What needs to be done:
Write the records below out in full, character for character, with no pictures.

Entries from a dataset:
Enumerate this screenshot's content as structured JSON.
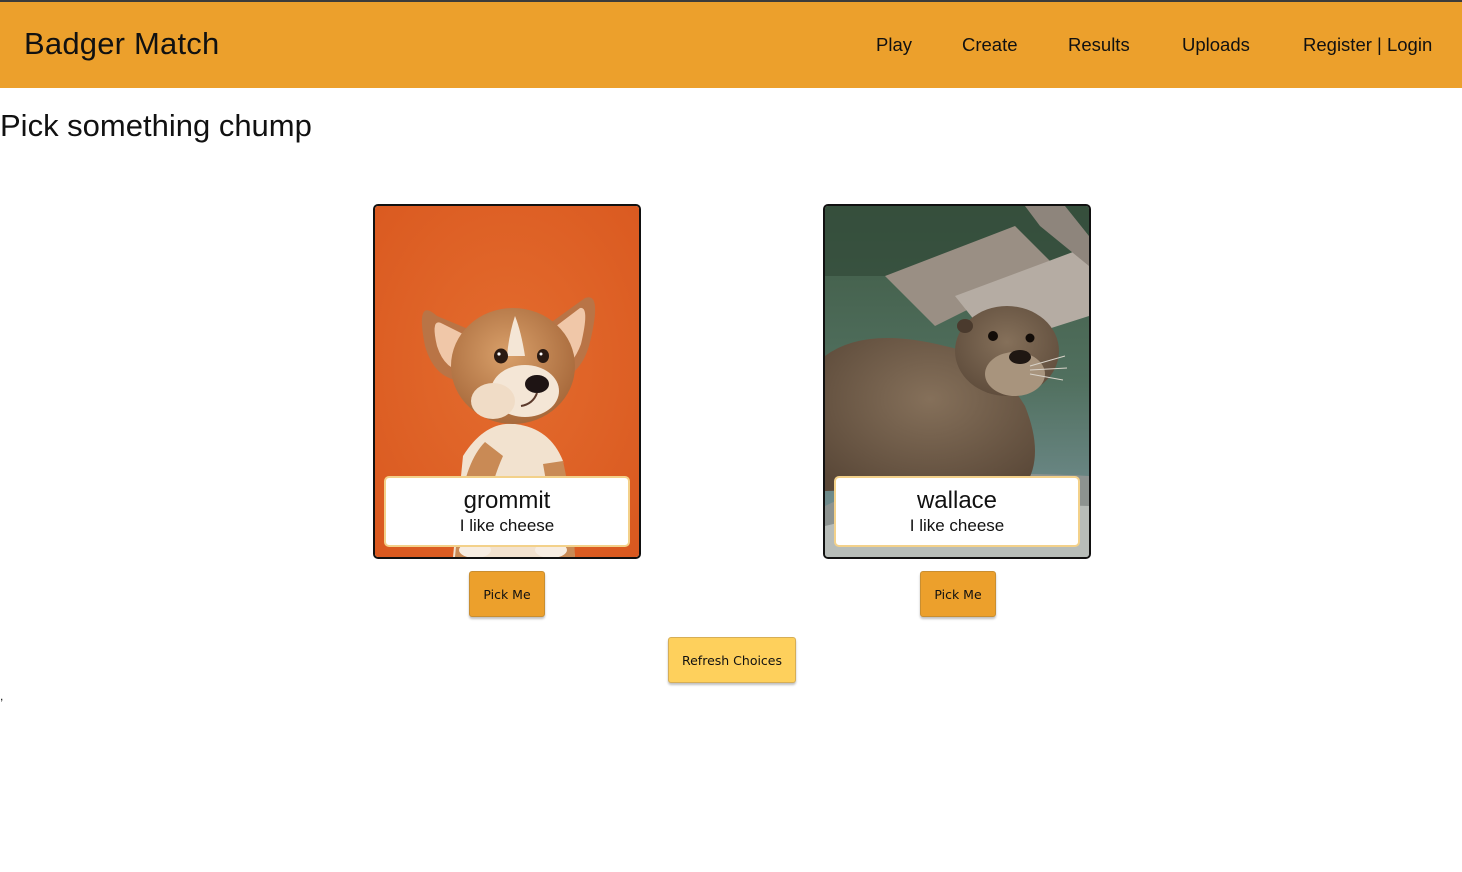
{
  "navbar": {
    "brand": "Badger Match",
    "links": [
      "Play",
      "Create",
      "Results",
      "Uploads",
      "Register | Login"
    ],
    "background": "#eca02c"
  },
  "page": {
    "title": "Pick something chump"
  },
  "cards": [
    {
      "name": "grommit",
      "bio": "I like cheese",
      "button_label": "Pick Me",
      "image": "corgi-puppy-photo"
    },
    {
      "name": "wallace",
      "bio": "I like cheese",
      "button_label": "Pick Me",
      "image": "otter-photo"
    }
  ],
  "refresh_label": "Refresh Choices",
  "stray_mark": ","
}
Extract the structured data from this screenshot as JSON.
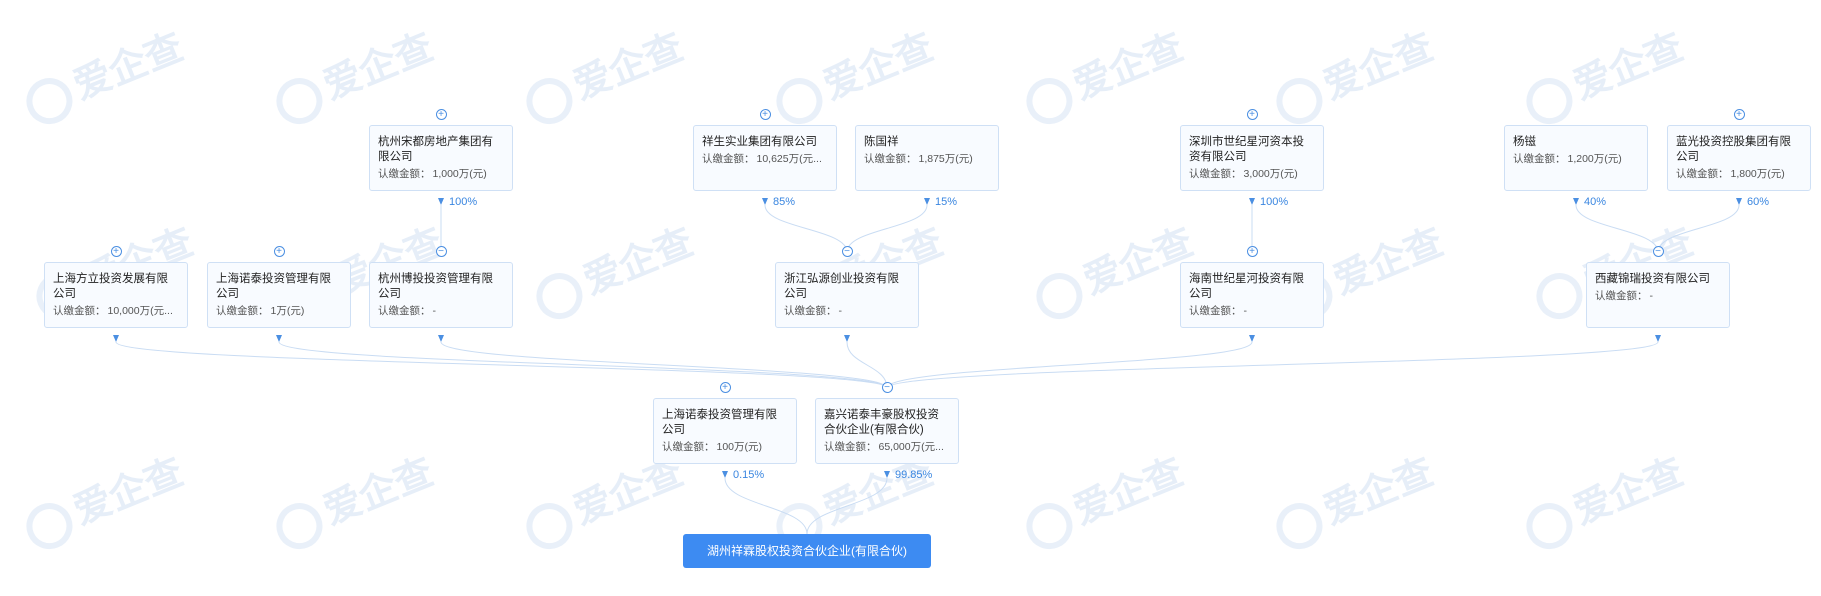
{
  "watermark": {
    "text": "爱企查"
  },
  "target": {
    "name": "湖州祥霖股权投资合伙企业(有限合伙)"
  },
  "amount_label": "认缴金额：",
  "toggle_symbols": {
    "expand": "+",
    "collapse": "−"
  },
  "nodes": {
    "hz_songdu": {
      "name": "杭州宋都房地产集团有限公司",
      "amount": "1,000万(元)",
      "toggle": "expand",
      "percent": "100%"
    },
    "xiangsheng": {
      "name": "祥生实业集团有限公司",
      "amount": "10,625万(元...",
      "toggle": "expand",
      "percent": "85%"
    },
    "chen_guoxiang": {
      "name": "陈国祥",
      "amount": "1,875万(元)",
      "toggle": null,
      "percent": "15%"
    },
    "sz_shiji": {
      "name": "深圳市世纪星河资本投资有限公司",
      "amount": "3,000万(元)",
      "toggle": "expand",
      "percent": "100%"
    },
    "yang_tao": {
      "name": "杨镃",
      "amount": "1,200万(元)",
      "toggle": null,
      "percent": "40%"
    },
    "languang": {
      "name": "蓝光投资控股集团有限公司",
      "amount": "1,800万(元)",
      "toggle": "expand",
      "percent": "60%"
    },
    "sh_fangli": {
      "name": "上海方立投资发展有限公司",
      "amount": "10,000万(元...",
      "toggle": "expand",
      "percent": ""
    },
    "sh_nuotai_a": {
      "name": "上海诺泰投资管理有限公司",
      "amount": "1万(元)",
      "toggle": "expand",
      "percent": ""
    },
    "hz_bo": {
      "name": "杭州博投投资管理有限公司",
      "amount": "-",
      "toggle": "collapse",
      "percent": ""
    },
    "zj_hongyuan": {
      "name": "浙江弘源创业投资有限公司",
      "amount": "-",
      "toggle": "collapse",
      "percent": ""
    },
    "hn_shiji": {
      "name": "海南世纪星河投资有限公司",
      "amount": "-",
      "toggle": "expand",
      "percent": ""
    },
    "xz_jinrui": {
      "name": "西藏锦瑞投资有限公司",
      "amount": "-",
      "toggle": "collapse",
      "percent": ""
    },
    "sh_nuotai_b": {
      "name": "上海诺泰投资管理有限公司",
      "amount": "100万(元)",
      "toggle": "expand",
      "percent": "0.15%"
    },
    "jx_nuotai": {
      "name": "嘉兴诺泰丰豪股权投资合伙企业(有限合伙)",
      "amount": "65,000万(元...",
      "toggle": "collapse",
      "percent": "99.85%"
    }
  }
}
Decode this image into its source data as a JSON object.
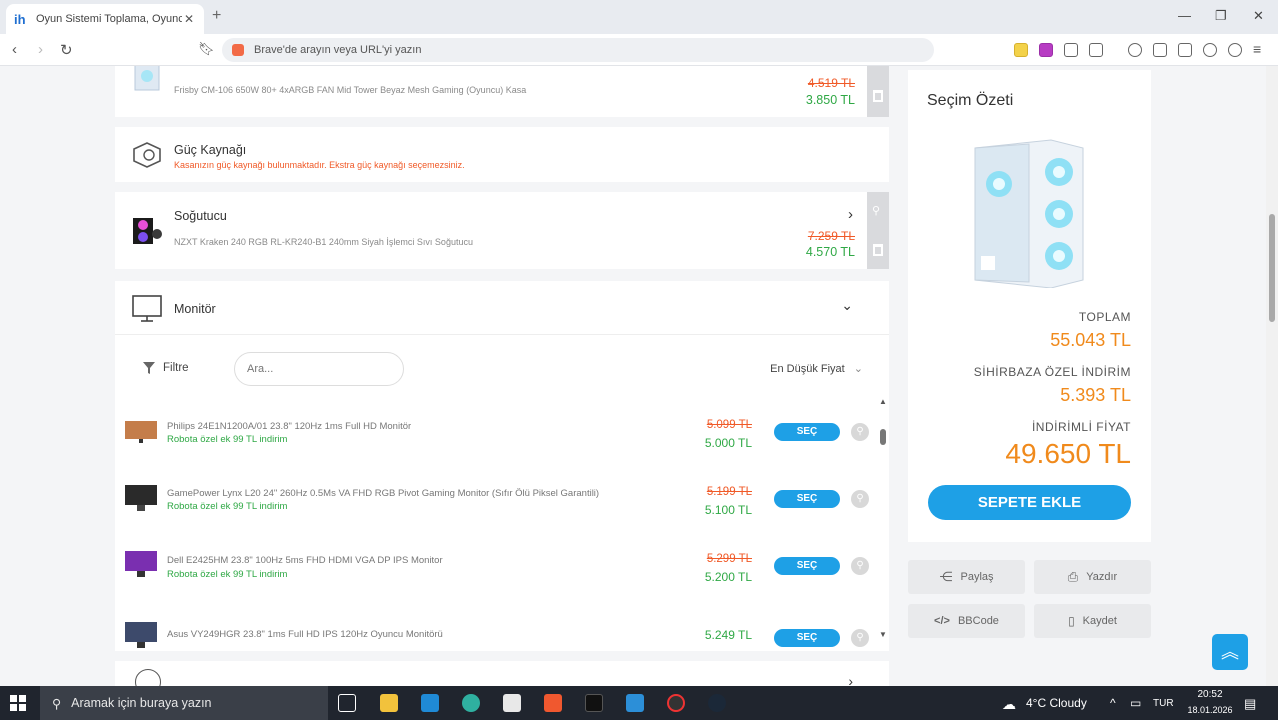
{
  "browser": {
    "tab_title": "Oyun Sistemi Toplama, Oyuncu P",
    "tab_favicon": "ih",
    "address_placeholder": "Brave'de arayın veya URL'yi yazın"
  },
  "components": {
    "case_desc": "Frisby CM-106 650W 80+ 4xARGB FAN Mid Tower Beyaz Mesh Gaming (Oyuncu) Kasa",
    "case_old": "4.519 TL",
    "case_new": "3.850 TL",
    "psu_name": "Güç Kaynağı",
    "psu_warn": "Kasanızın güç kaynağı bulunmaktadır. Ekstra güç kaynağı seçemezsiniz.",
    "cooler_name": "Soğutucu",
    "cooler_desc": "NZXT Kraken 240 RGB RL-KR240-B1 240mm Siyah İşlemci Sıvı Soğutucu",
    "cooler_old": "7.259 TL",
    "cooler_new": "4.570 TL",
    "monitor_name": "Monitör"
  },
  "filter": {
    "filter_label": "Filtre",
    "search_placeholder": "Ara...",
    "sort_label": "En Düşük Fiyat"
  },
  "products": [
    {
      "name": "Philips 24E1N1200A/01 23.8\" 120Hz 1ms Full HD Monitör",
      "bonus": "Robota özel ek 99 TL indirim",
      "old": "5.099 TL",
      "new": "5.000 TL",
      "button": "SEÇ"
    },
    {
      "name": "GamePower Lynx L20 24\" 260Hz 0.5Ms VA FHD RGB Pivot Gaming Monitor (Sıfır Ölü Piksel Garantili)",
      "bonus": "Robota özel ek 99 TL indirim",
      "old": "5.199 TL",
      "new": "5.100 TL",
      "button": "SEÇ"
    },
    {
      "name": "Dell E2425HM 23.8\" 100Hz 5ms FHD HDMI VGA DP IPS Monitor",
      "bonus": "Robota özel ek 99 TL indirim",
      "old": "5.299 TL",
      "new": "5.200 TL",
      "button": "SEÇ"
    },
    {
      "name": "Asus VY249HGR 23.8\" 1ms Full HD IPS 120Hz Oyuncu Monitörü",
      "bonus": "",
      "old": "",
      "new": "5.249 TL",
      "button": "SEÇ"
    }
  ],
  "summary": {
    "title": "Seçim Özeti",
    "total_label": "TOPLAM",
    "total_value": "55.043 TL",
    "discount_label": "SİHİRBAZA ÖZEL İNDİRİM",
    "discount_value": "5.393 TL",
    "final_label": "İNDİRİMLİ FİYAT",
    "final_value": "49.650 TL",
    "cart_button": "SEPETE EKLE",
    "share": "Paylaş",
    "print": "Yazdır",
    "bbcode": "BBCode",
    "save": "Kaydet"
  },
  "taskbar": {
    "search_placeholder": "Aramak için buraya yazın",
    "weather": "4°C Cloudy",
    "lang": "TUR",
    "time": "20:52",
    "date": "18.01.2026"
  },
  "colors": {
    "accent": "#1ea0e6",
    "old_price": "#f05a28",
    "new_price": "#2fa845",
    "summary_price": "#f08a1c"
  }
}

Finished answer:
Enumerate this screenshot's content as structured JSON.
{
  "navbar": {
    "brand": "Badger Match",
    "links": [
      "Play",
      "Create",
      "Results",
      "Uploads",
      "Register | Login"
    ],
    "background": "#eca02c"
  },
  "page": {
    "title": "Pick something chump"
  },
  "cards": [
    {
      "name": "grommit",
      "bio": "I like cheese",
      "button_label": "Pick Me",
      "image": "corgi-puppy-photo"
    },
    {
      "name": "wallace",
      "bio": "I like cheese",
      "button_label": "Pick Me",
      "image": "otter-photo"
    }
  ],
  "refresh_label": "Refresh Choices",
  "stray_mark": ","
}
Extract the structured data from this screenshot as JSON.
{
  "watermark": {
    "text": "爱企查"
  },
  "target": {
    "name": "湖州祥霖股权投资合伙企业(有限合伙)"
  },
  "amount_label": "认缴金额：",
  "toggle_symbols": {
    "expand": "+",
    "collapse": "−"
  },
  "nodes": {
    "hz_songdu": {
      "name": "杭州宋都房地产集团有限公司",
      "amount": "1,000万(元)",
      "toggle": "expand",
      "percent": "100%"
    },
    "xiangsheng": {
      "name": "祥生实业集团有限公司",
      "amount": "10,625万(元...",
      "toggle": "expand",
      "percent": "85%"
    },
    "chen_guoxiang": {
      "name": "陈国祥",
      "amount": "1,875万(元)",
      "toggle": null,
      "percent": "15%"
    },
    "sz_shiji": {
      "name": "深圳市世纪星河资本投资有限公司",
      "amount": "3,000万(元)",
      "toggle": "expand",
      "percent": "100%"
    },
    "yang_tao": {
      "name": "杨镃",
      "amount": "1,200万(元)",
      "toggle": null,
      "percent": "40%"
    },
    "languang": {
      "name": "蓝光投资控股集团有限公司",
      "amount": "1,800万(元)",
      "toggle": "expand",
      "percent": "60%"
    },
    "sh_fangli": {
      "name": "上海方立投资发展有限公司",
      "amount": "10,000万(元...",
      "toggle": "expand",
      "percent": ""
    },
    "sh_nuotai_a": {
      "name": "上海诺泰投资管理有限公司",
      "amount": "1万(元)",
      "toggle": "expand",
      "percent": ""
    },
    "hz_bo": {
      "name": "杭州博投投资管理有限公司",
      "amount": "-",
      "toggle": "collapse",
      "percent": ""
    },
    "zj_hongyuan": {
      "name": "浙江弘源创业投资有限公司",
      "amount": "-",
      "toggle": "collapse",
      "percent": ""
    },
    "hn_shiji": {
      "name": "海南世纪星河投资有限公司",
      "amount": "-",
      "toggle": "expand",
      "percent": ""
    },
    "xz_jinrui": {
      "name": "西藏锦瑞投资有限公司",
      "amount": "-",
      "toggle": "collapse",
      "percent": ""
    },
    "sh_nuotai_b": {
      "name": "上海诺泰投资管理有限公司",
      "amount": "100万(元)",
      "toggle": "expand",
      "percent": "0.15%"
    },
    "jx_nuotai": {
      "name": "嘉兴诺泰丰豪股权投资合伙企业(有限合伙)",
      "amount": "65,000万(元...",
      "toggle": "collapse",
      "percent": "99.85%"
    }
  }
}
Decode this image into its source data as a JSON object.
{
  "browser": {
    "tab_title": "Oyun Sistemi Toplama, Oyuncu P",
    "tab_favicon": "ih",
    "address_placeholder": "Brave'de arayın veya URL'yi yazın"
  },
  "components": {
    "case_desc": "Frisby CM-106 650W 80+ 4xARGB FAN Mid Tower Beyaz Mesh Gaming (Oyuncu) Kasa",
    "case_old": "4.519 TL",
    "case_new": "3.850 TL",
    "psu_name": "Güç Kaynağı",
    "psu_warn": "Kasanızın güç kaynağı bulunmaktadır. Ekstra güç kaynağı seçemezsiniz.",
    "cooler_name": "Soğutucu",
    "cooler_desc": "NZXT Kraken 240 RGB RL-KR240-B1 240mm Siyah İşlemci Sıvı Soğutucu",
    "cooler_old": "7.259 TL",
    "cooler_new": "4.570 TL",
    "monitor_name": "Monitör"
  },
  "filter": {
    "filter_label": "Filtre",
    "search_placeholder": "Ara...",
    "sort_label": "En Düşük Fiyat"
  },
  "products": [
    {
      "name": "Philips 24E1N1200A/01 23.8\" 120Hz 1ms Full HD Monitör",
      "bonus": "Robota özel ek 99 TL indirim",
      "old": "5.099 TL",
      "new": "5.000 TL",
      "button": "SEÇ"
    },
    {
      "name": "GamePower Lynx L20 24\" 260Hz 0.5Ms VA FHD RGB Pivot Gaming Monitor (Sıfır Ölü Piksel Garantili)",
      "bonus": "Robota özel ek 99 TL indirim",
      "old": "5.199 TL",
      "new": "5.100 TL",
      "button": "SEÇ"
    },
    {
      "name": "Dell E2425HM 23.8\" 100Hz 5ms FHD HDMI VGA DP IPS Monitor",
      "bonus": "Robota özel ek 99 TL indirim",
      "old": "5.299 TL",
      "new": "5.200 TL",
      "button": "SEÇ"
    },
    {
      "name": "Asus VY249HGR 23.8\" 1ms Full HD IPS 120Hz Oyuncu Monitörü",
      "bonus": "",
      "old": "",
      "new": "5.249 TL",
      "button": "SEÇ"
    }
  ],
  "summary": {
    "title": "Seçim Özeti",
    "total_label": "TOPLAM",
    "total_value": "55.043 TL",
    "discount_label": "SİHİRBAZA ÖZEL İNDİRİM",
    "discount_value": "5.393 TL",
    "final_label": "İNDİRİMLİ FİYAT",
    "final_value": "49.650 TL",
    "cart_button": "SEPETE EKLE",
    "share": "Paylaş",
    "print": "Yazdır",
    "bbcode": "BBCode",
    "save": "Kaydet"
  },
  "taskbar": {
    "search_placeholder": "Aramak için buraya yazın",
    "weather": "4°C Cloudy",
    "lang": "TUR",
    "time": "20:52",
    "date": "18.01.2026"
  },
  "colors": {
    "accent": "#1ea0e6",
    "old_price": "#f05a28",
    "new_price": "#2fa845",
    "summary_price": "#f08a1c"
  }
}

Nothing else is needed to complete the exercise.